[Your goal] Wherever a line holds the word "charged", copy that line out.

** BEGIN Input records **

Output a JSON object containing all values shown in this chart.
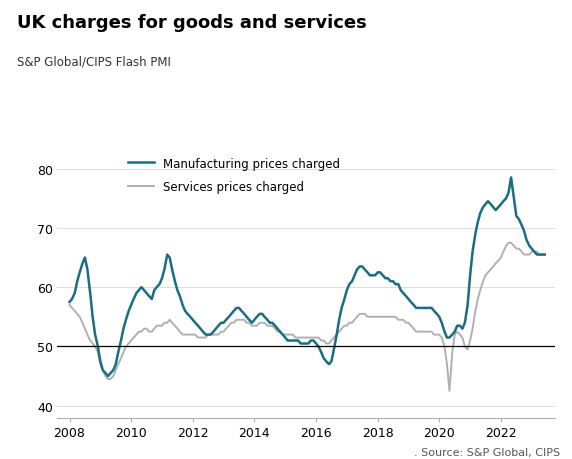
{
  "title": "UK charges for goods and services",
  "subtitle": "S&P Global/CIPS Flash PMI",
  "ylabel_ticks": [
    40,
    50,
    60,
    70,
    80
  ],
  "ylim": [
    38,
    83
  ],
  "xlim_start": 2007.6,
  "xlim_end": 2023.75,
  "xticks": [
    2008,
    2010,
    2012,
    2014,
    2016,
    2018,
    2020,
    2022
  ],
  "line_50_color": "#000000",
  "mfg_color": "#1a6e82",
  "svc_color": "#b0b0b0",
  "mfg_label": "Manufacturing prices charged",
  "svc_label": "Services prices charged",
  "source_text": ". Source: S&P Global, CIPS",
  "background_color": "#ffffff",
  "mfg_data": [
    [
      2008.0,
      57.5
    ],
    [
      2008.08,
      58.0
    ],
    [
      2008.17,
      59.0
    ],
    [
      2008.25,
      61.0
    ],
    [
      2008.33,
      62.5
    ],
    [
      2008.42,
      64.0
    ],
    [
      2008.5,
      65.0
    ],
    [
      2008.58,
      63.0
    ],
    [
      2008.67,
      59.0
    ],
    [
      2008.75,
      55.0
    ],
    [
      2008.83,
      52.0
    ],
    [
      2008.92,
      50.0
    ],
    [
      2009.0,
      47.5
    ],
    [
      2009.08,
      46.0
    ],
    [
      2009.17,
      45.5
    ],
    [
      2009.25,
      45.0
    ],
    [
      2009.33,
      45.5
    ],
    [
      2009.42,
      46.0
    ],
    [
      2009.5,
      47.0
    ],
    [
      2009.58,
      49.0
    ],
    [
      2009.67,
      51.0
    ],
    [
      2009.75,
      53.0
    ],
    [
      2009.83,
      54.5
    ],
    [
      2009.92,
      56.0
    ],
    [
      2010.0,
      57.0
    ],
    [
      2010.08,
      58.0
    ],
    [
      2010.17,
      59.0
    ],
    [
      2010.25,
      59.5
    ],
    [
      2010.33,
      60.0
    ],
    [
      2010.42,
      59.5
    ],
    [
      2010.5,
      59.0
    ],
    [
      2010.58,
      58.5
    ],
    [
      2010.67,
      58.0
    ],
    [
      2010.75,
      59.5
    ],
    [
      2010.83,
      60.0
    ],
    [
      2010.92,
      60.5
    ],
    [
      2011.0,
      61.5
    ],
    [
      2011.08,
      63.0
    ],
    [
      2011.17,
      65.5
    ],
    [
      2011.25,
      65.0
    ],
    [
      2011.33,
      63.0
    ],
    [
      2011.42,
      61.0
    ],
    [
      2011.5,
      59.5
    ],
    [
      2011.58,
      58.5
    ],
    [
      2011.67,
      57.0
    ],
    [
      2011.75,
      56.0
    ],
    [
      2011.83,
      55.5
    ],
    [
      2011.92,
      55.0
    ],
    [
      2012.0,
      54.5
    ],
    [
      2012.08,
      54.0
    ],
    [
      2012.17,
      53.5
    ],
    [
      2012.25,
      53.0
    ],
    [
      2012.33,
      52.5
    ],
    [
      2012.42,
      52.0
    ],
    [
      2012.5,
      52.0
    ],
    [
      2012.58,
      52.0
    ],
    [
      2012.67,
      52.5
    ],
    [
      2012.75,
      53.0
    ],
    [
      2012.83,
      53.5
    ],
    [
      2012.92,
      54.0
    ],
    [
      2013.0,
      54.0
    ],
    [
      2013.08,
      54.5
    ],
    [
      2013.17,
      55.0
    ],
    [
      2013.25,
      55.5
    ],
    [
      2013.33,
      56.0
    ],
    [
      2013.42,
      56.5
    ],
    [
      2013.5,
      56.5
    ],
    [
      2013.58,
      56.0
    ],
    [
      2013.67,
      55.5
    ],
    [
      2013.75,
      55.0
    ],
    [
      2013.83,
      54.5
    ],
    [
      2013.92,
      54.0
    ],
    [
      2014.0,
      54.5
    ],
    [
      2014.08,
      55.0
    ],
    [
      2014.17,
      55.5
    ],
    [
      2014.25,
      55.5
    ],
    [
      2014.33,
      55.0
    ],
    [
      2014.42,
      54.5
    ],
    [
      2014.5,
      54.0
    ],
    [
      2014.58,
      54.0
    ],
    [
      2014.67,
      53.5
    ],
    [
      2014.75,
      53.0
    ],
    [
      2014.83,
      52.5
    ],
    [
      2014.92,
      52.0
    ],
    [
      2015.0,
      51.5
    ],
    [
      2015.08,
      51.0
    ],
    [
      2015.17,
      51.0
    ],
    [
      2015.25,
      51.0
    ],
    [
      2015.33,
      51.0
    ],
    [
      2015.42,
      51.0
    ],
    [
      2015.5,
      50.5
    ],
    [
      2015.58,
      50.5
    ],
    [
      2015.67,
      50.5
    ],
    [
      2015.75,
      50.5
    ],
    [
      2015.83,
      51.0
    ],
    [
      2015.92,
      51.0
    ],
    [
      2016.0,
      50.5
    ],
    [
      2016.08,
      50.0
    ],
    [
      2016.17,
      49.0
    ],
    [
      2016.25,
      48.0
    ],
    [
      2016.33,
      47.5
    ],
    [
      2016.42,
      47.0
    ],
    [
      2016.5,
      47.5
    ],
    [
      2016.58,
      49.5
    ],
    [
      2016.67,
      52.0
    ],
    [
      2016.75,
      54.5
    ],
    [
      2016.83,
      56.5
    ],
    [
      2016.92,
      58.0
    ],
    [
      2017.0,
      59.5
    ],
    [
      2017.08,
      60.5
    ],
    [
      2017.17,
      61.0
    ],
    [
      2017.25,
      62.0
    ],
    [
      2017.33,
      63.0
    ],
    [
      2017.42,
      63.5
    ],
    [
      2017.5,
      63.5
    ],
    [
      2017.58,
      63.0
    ],
    [
      2017.67,
      62.5
    ],
    [
      2017.75,
      62.0
    ],
    [
      2017.83,
      62.0
    ],
    [
      2017.92,
      62.0
    ],
    [
      2018.0,
      62.5
    ],
    [
      2018.08,
      62.5
    ],
    [
      2018.17,
      62.0
    ],
    [
      2018.25,
      61.5
    ],
    [
      2018.33,
      61.5
    ],
    [
      2018.42,
      61.0
    ],
    [
      2018.5,
      61.0
    ],
    [
      2018.58,
      60.5
    ],
    [
      2018.67,
      60.5
    ],
    [
      2018.75,
      59.5
    ],
    [
      2018.83,
      59.0
    ],
    [
      2018.92,
      58.5
    ],
    [
      2019.0,
      58.0
    ],
    [
      2019.08,
      57.5
    ],
    [
      2019.17,
      57.0
    ],
    [
      2019.25,
      56.5
    ],
    [
      2019.33,
      56.5
    ],
    [
      2019.42,
      56.5
    ],
    [
      2019.5,
      56.5
    ],
    [
      2019.58,
      56.5
    ],
    [
      2019.67,
      56.5
    ],
    [
      2019.75,
      56.5
    ],
    [
      2019.83,
      56.0
    ],
    [
      2019.92,
      55.5
    ],
    [
      2020.0,
      55.0
    ],
    [
      2020.08,
      54.0
    ],
    [
      2020.17,
      52.5
    ],
    [
      2020.25,
      51.5
    ],
    [
      2020.33,
      51.5
    ],
    [
      2020.42,
      52.0
    ],
    [
      2020.5,
      52.5
    ],
    [
      2020.58,
      53.5
    ],
    [
      2020.67,
      53.5
    ],
    [
      2020.75,
      53.0
    ],
    [
      2020.83,
      54.0
    ],
    [
      2020.92,
      57.0
    ],
    [
      2021.0,
      62.0
    ],
    [
      2021.08,
      66.0
    ],
    [
      2021.17,
      69.0
    ],
    [
      2021.25,
      71.0
    ],
    [
      2021.33,
      72.5
    ],
    [
      2021.42,
      73.5
    ],
    [
      2021.5,
      74.0
    ],
    [
      2021.58,
      74.5
    ],
    [
      2021.67,
      74.0
    ],
    [
      2021.75,
      73.5
    ],
    [
      2021.83,
      73.0
    ],
    [
      2021.92,
      73.5
    ],
    [
      2022.0,
      74.0
    ],
    [
      2022.08,
      74.5
    ],
    [
      2022.17,
      75.0
    ],
    [
      2022.25,
      76.0
    ],
    [
      2022.33,
      78.5
    ],
    [
      2022.42,
      75.0
    ],
    [
      2022.5,
      72.0
    ],
    [
      2022.58,
      71.5
    ],
    [
      2022.67,
      70.5
    ],
    [
      2022.75,
      69.5
    ],
    [
      2022.83,
      68.0
    ],
    [
      2022.92,
      67.0
    ],
    [
      2023.0,
      66.5
    ],
    [
      2023.08,
      66.0
    ],
    [
      2023.17,
      65.5
    ],
    [
      2023.25,
      65.5
    ],
    [
      2023.33,
      65.5
    ],
    [
      2023.42,
      65.5
    ]
  ],
  "svc_data": [
    [
      2008.0,
      57.0
    ],
    [
      2008.08,
      56.5
    ],
    [
      2008.17,
      56.0
    ],
    [
      2008.25,
      55.5
    ],
    [
      2008.33,
      55.0
    ],
    [
      2008.42,
      54.0
    ],
    [
      2008.5,
      53.0
    ],
    [
      2008.58,
      52.0
    ],
    [
      2008.67,
      51.0
    ],
    [
      2008.75,
      50.5
    ],
    [
      2008.83,
      50.0
    ],
    [
      2008.92,
      49.0
    ],
    [
      2009.0,
      47.0
    ],
    [
      2009.08,
      46.0
    ],
    [
      2009.17,
      45.0
    ],
    [
      2009.25,
      44.5
    ],
    [
      2009.33,
      44.5
    ],
    [
      2009.42,
      45.0
    ],
    [
      2009.5,
      46.0
    ],
    [
      2009.58,
      47.0
    ],
    [
      2009.67,
      48.0
    ],
    [
      2009.75,
      49.0
    ],
    [
      2009.83,
      50.0
    ],
    [
      2009.92,
      50.5
    ],
    [
      2010.0,
      51.0
    ],
    [
      2010.08,
      51.5
    ],
    [
      2010.17,
      52.0
    ],
    [
      2010.25,
      52.5
    ],
    [
      2010.33,
      52.5
    ],
    [
      2010.42,
      53.0
    ],
    [
      2010.5,
      53.0
    ],
    [
      2010.58,
      52.5
    ],
    [
      2010.67,
      52.5
    ],
    [
      2010.75,
      53.0
    ],
    [
      2010.83,
      53.5
    ],
    [
      2010.92,
      53.5
    ],
    [
      2011.0,
      53.5
    ],
    [
      2011.08,
      54.0
    ],
    [
      2011.17,
      54.0
    ],
    [
      2011.25,
      54.5
    ],
    [
      2011.33,
      54.0
    ],
    [
      2011.42,
      53.5
    ],
    [
      2011.5,
      53.0
    ],
    [
      2011.58,
      52.5
    ],
    [
      2011.67,
      52.0
    ],
    [
      2011.75,
      52.0
    ],
    [
      2011.83,
      52.0
    ],
    [
      2011.92,
      52.0
    ],
    [
      2012.0,
      52.0
    ],
    [
      2012.08,
      52.0
    ],
    [
      2012.17,
      51.5
    ],
    [
      2012.25,
      51.5
    ],
    [
      2012.33,
      51.5
    ],
    [
      2012.42,
      51.5
    ],
    [
      2012.5,
      52.0
    ],
    [
      2012.58,
      52.0
    ],
    [
      2012.67,
      52.0
    ],
    [
      2012.75,
      52.0
    ],
    [
      2012.83,
      52.0
    ],
    [
      2012.92,
      52.5
    ],
    [
      2013.0,
      52.5
    ],
    [
      2013.08,
      53.0
    ],
    [
      2013.17,
      53.5
    ],
    [
      2013.25,
      54.0
    ],
    [
      2013.33,
      54.0
    ],
    [
      2013.42,
      54.5
    ],
    [
      2013.5,
      54.5
    ],
    [
      2013.58,
      54.5
    ],
    [
      2013.67,
      54.5
    ],
    [
      2013.75,
      54.0
    ],
    [
      2013.83,
      54.0
    ],
    [
      2013.92,
      53.5
    ],
    [
      2014.0,
      53.5
    ],
    [
      2014.08,
      53.5
    ],
    [
      2014.17,
      54.0
    ],
    [
      2014.25,
      54.0
    ],
    [
      2014.33,
      54.0
    ],
    [
      2014.42,
      53.5
    ],
    [
      2014.5,
      53.5
    ],
    [
      2014.58,
      53.5
    ],
    [
      2014.67,
      53.0
    ],
    [
      2014.75,
      52.5
    ],
    [
      2014.83,
      52.5
    ],
    [
      2014.92,
      52.0
    ],
    [
      2015.0,
      52.0
    ],
    [
      2015.08,
      52.0
    ],
    [
      2015.17,
      52.0
    ],
    [
      2015.25,
      52.0
    ],
    [
      2015.33,
      51.5
    ],
    [
      2015.42,
      51.5
    ],
    [
      2015.5,
      51.5
    ],
    [
      2015.58,
      51.5
    ],
    [
      2015.67,
      51.5
    ],
    [
      2015.75,
      51.5
    ],
    [
      2015.83,
      51.5
    ],
    [
      2015.92,
      51.5
    ],
    [
      2016.0,
      51.5
    ],
    [
      2016.08,
      51.5
    ],
    [
      2016.17,
      51.0
    ],
    [
      2016.25,
      51.0
    ],
    [
      2016.33,
      50.5
    ],
    [
      2016.42,
      50.5
    ],
    [
      2016.5,
      51.0
    ],
    [
      2016.58,
      51.5
    ],
    [
      2016.67,
      52.0
    ],
    [
      2016.75,
      52.5
    ],
    [
      2016.83,
      53.0
    ],
    [
      2016.92,
      53.5
    ],
    [
      2017.0,
      53.5
    ],
    [
      2017.08,
      54.0
    ],
    [
      2017.17,
      54.0
    ],
    [
      2017.25,
      54.5
    ],
    [
      2017.33,
      55.0
    ],
    [
      2017.42,
      55.5
    ],
    [
      2017.5,
      55.5
    ],
    [
      2017.58,
      55.5
    ],
    [
      2017.67,
      55.0
    ],
    [
      2017.75,
      55.0
    ],
    [
      2017.83,
      55.0
    ],
    [
      2017.92,
      55.0
    ],
    [
      2018.0,
      55.0
    ],
    [
      2018.08,
      55.0
    ],
    [
      2018.17,
      55.0
    ],
    [
      2018.25,
      55.0
    ],
    [
      2018.33,
      55.0
    ],
    [
      2018.42,
      55.0
    ],
    [
      2018.5,
      55.0
    ],
    [
      2018.58,
      55.0
    ],
    [
      2018.67,
      54.5
    ],
    [
      2018.75,
      54.5
    ],
    [
      2018.83,
      54.5
    ],
    [
      2018.92,
      54.0
    ],
    [
      2019.0,
      54.0
    ],
    [
      2019.08,
      53.5
    ],
    [
      2019.17,
      53.0
    ],
    [
      2019.25,
      52.5
    ],
    [
      2019.33,
      52.5
    ],
    [
      2019.42,
      52.5
    ],
    [
      2019.5,
      52.5
    ],
    [
      2019.58,
      52.5
    ],
    [
      2019.67,
      52.5
    ],
    [
      2019.75,
      52.5
    ],
    [
      2019.83,
      52.0
    ],
    [
      2019.92,
      52.0
    ],
    [
      2020.0,
      52.0
    ],
    [
      2020.08,
      51.5
    ],
    [
      2020.17,
      50.0
    ],
    [
      2020.25,
      47.0
    ],
    [
      2020.33,
      42.5
    ],
    [
      2020.42,
      49.0
    ],
    [
      2020.5,
      52.0
    ],
    [
      2020.58,
      52.5
    ],
    [
      2020.67,
      52.0
    ],
    [
      2020.75,
      51.5
    ],
    [
      2020.83,
      50.0
    ],
    [
      2020.92,
      49.5
    ],
    [
      2021.0,
      51.0
    ],
    [
      2021.08,
      53.0
    ],
    [
      2021.17,
      56.0
    ],
    [
      2021.25,
      58.0
    ],
    [
      2021.33,
      59.5
    ],
    [
      2021.42,
      61.0
    ],
    [
      2021.5,
      62.0
    ],
    [
      2021.58,
      62.5
    ],
    [
      2021.67,
      63.0
    ],
    [
      2021.75,
      63.5
    ],
    [
      2021.83,
      64.0
    ],
    [
      2021.92,
      64.5
    ],
    [
      2022.0,
      65.0
    ],
    [
      2022.08,
      66.0
    ],
    [
      2022.17,
      67.0
    ],
    [
      2022.25,
      67.5
    ],
    [
      2022.33,
      67.5
    ],
    [
      2022.42,
      67.0
    ],
    [
      2022.5,
      66.5
    ],
    [
      2022.58,
      66.5
    ],
    [
      2022.67,
      66.0
    ],
    [
      2022.75,
      65.5
    ],
    [
      2022.83,
      65.5
    ],
    [
      2022.92,
      65.5
    ],
    [
      2023.0,
      66.0
    ],
    [
      2023.08,
      66.0
    ],
    [
      2023.17,
      66.0
    ],
    [
      2023.25,
      65.5
    ],
    [
      2023.33,
      65.5
    ],
    [
      2023.42,
      65.5
    ]
  ]
}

** END Input records **

[Reply to the exercise]
  "mfg_label": "Manufacturing prices charged",
  "svc_label": "Services prices charged",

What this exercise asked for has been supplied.